Job | Below are some records; return each one exactly.

# Start of Extracted information

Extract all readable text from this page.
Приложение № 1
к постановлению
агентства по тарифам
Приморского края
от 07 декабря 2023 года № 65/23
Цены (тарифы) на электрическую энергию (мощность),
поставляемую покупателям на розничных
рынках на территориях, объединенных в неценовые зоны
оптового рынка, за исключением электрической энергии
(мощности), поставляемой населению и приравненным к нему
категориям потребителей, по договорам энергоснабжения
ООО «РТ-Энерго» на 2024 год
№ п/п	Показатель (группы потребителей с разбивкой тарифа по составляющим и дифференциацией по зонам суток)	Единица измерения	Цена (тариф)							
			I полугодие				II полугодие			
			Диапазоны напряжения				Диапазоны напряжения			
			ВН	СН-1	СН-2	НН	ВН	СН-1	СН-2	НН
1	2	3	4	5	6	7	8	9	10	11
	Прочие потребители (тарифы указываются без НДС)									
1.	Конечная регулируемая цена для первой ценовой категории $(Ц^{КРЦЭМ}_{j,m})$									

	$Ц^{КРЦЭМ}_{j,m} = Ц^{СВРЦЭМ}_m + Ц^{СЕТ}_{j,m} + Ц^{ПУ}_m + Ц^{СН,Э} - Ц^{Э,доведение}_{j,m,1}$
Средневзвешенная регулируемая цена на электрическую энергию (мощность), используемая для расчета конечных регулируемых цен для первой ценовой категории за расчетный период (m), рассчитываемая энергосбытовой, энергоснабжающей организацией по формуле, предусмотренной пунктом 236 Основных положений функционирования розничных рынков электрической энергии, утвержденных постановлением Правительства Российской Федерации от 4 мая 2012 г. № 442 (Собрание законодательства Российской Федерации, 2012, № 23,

# End of Extracted information

Completed exercise |
Extract all readable text from this page.
Приложение № 1
к постановлению
агентства по тарифам
Приморского края
от 07 декабря 2023 года № 65/23
Цены (тарифы) на электрическую энергию (мощность),
поставляемую покупателям на розничных
рынках на территориях, объединенных в неценовые зоны
оптового рынка, за исключением электрической энергии
(мощности), поставляемой населению и приравненным к нему
категориям потребителей, по договорам энергоснабжения
ООО «РТ-Энерго» на 2024 год
№ п/п	Показатель (группы потребителей с разбивкой тарифа по составляющим и дифференциацией по зонам суток)	Единица измерения	Цена (тариф)							
			I полугодие				II полугодие			
			Диапазоны напряжения				Диапазоны напряжения			
			ВН	СН-1	СН-2	НН	ВН	СН-1	СН-2	НН
1	2	3	4	5	6	7	8	9	10	11
	Прочие потребители (тарифы указываются без НДС)									
1.	Конечная регулируемая цена для первой ценовой категории $(Ц^{КРЦЭМ}_{j,m})$									

	$Ц^{КРЦЭМ}_{j,m} = Ц^{СВРЦЭМ}_m + Ц^{СЕТ}_{j,m} + Ц^{ПУ}_m + Ц^{СН,Э} - Ц^{Э,доведение}_{j,m,1}$
Средневзвешенная регулируемая цена на электрическую энергию (мощность), используемая для расчета конечных регулируемых цен для первой ценовой категории за расчетный период (m), рассчитываемая энергосбытовой, энергоснабжающей организацией по формуле, предусмотренной пунктом 236 Основных положений функционирования розничных рынков электрической энергии, утвержденных постановлением Правительства Российской Федерации от 4 мая 2012 г. № 442 (Собрание законодательства Российской Федерации, 2012, № 23,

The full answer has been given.